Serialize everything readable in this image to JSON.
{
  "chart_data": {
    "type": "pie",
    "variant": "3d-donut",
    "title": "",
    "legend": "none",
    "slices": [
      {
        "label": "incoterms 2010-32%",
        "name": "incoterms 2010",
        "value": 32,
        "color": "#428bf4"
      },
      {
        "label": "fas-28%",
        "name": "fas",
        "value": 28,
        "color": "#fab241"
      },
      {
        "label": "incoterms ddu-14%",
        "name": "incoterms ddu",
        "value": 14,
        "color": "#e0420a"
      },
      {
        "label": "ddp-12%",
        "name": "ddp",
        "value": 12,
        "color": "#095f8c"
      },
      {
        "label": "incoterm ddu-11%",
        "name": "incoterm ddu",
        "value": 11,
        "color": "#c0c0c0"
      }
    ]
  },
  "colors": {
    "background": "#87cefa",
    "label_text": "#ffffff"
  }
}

◆ ◆ ◆

Copy all of the material word for word.

Serialize everything readable in this image to JSON.
{
  "chart_data": {
    "type": "pie",
    "variant": "3d-donut",
    "title": "",
    "legend": "none",
    "slices": [
      {
        "label": "incoterms 2010-32%",
        "name": "incoterms 2010",
        "value": 32,
        "color": "#428bf4"
      },
      {
        "label": "fas-28%",
        "name": "fas",
        "value": 28,
        "color": "#fab241"
      },
      {
        "label": "incoterms ddu-14%",
        "name": "incoterms ddu",
        "value": 14,
        "color": "#e0420a"
      },
      {
        "label": "ddp-12%",
        "name": "ddp",
        "value": 12,
        "color": "#095f8c"
      },
      {
        "label": "incoterm ddu-11%",
        "name": "incoterm ddu",
        "value": 11,
        "color": "#c0c0c0"
      }
    ]
  },
  "colors": {
    "background": "#87cefa",
    "label_text": "#ffffff"
  }
}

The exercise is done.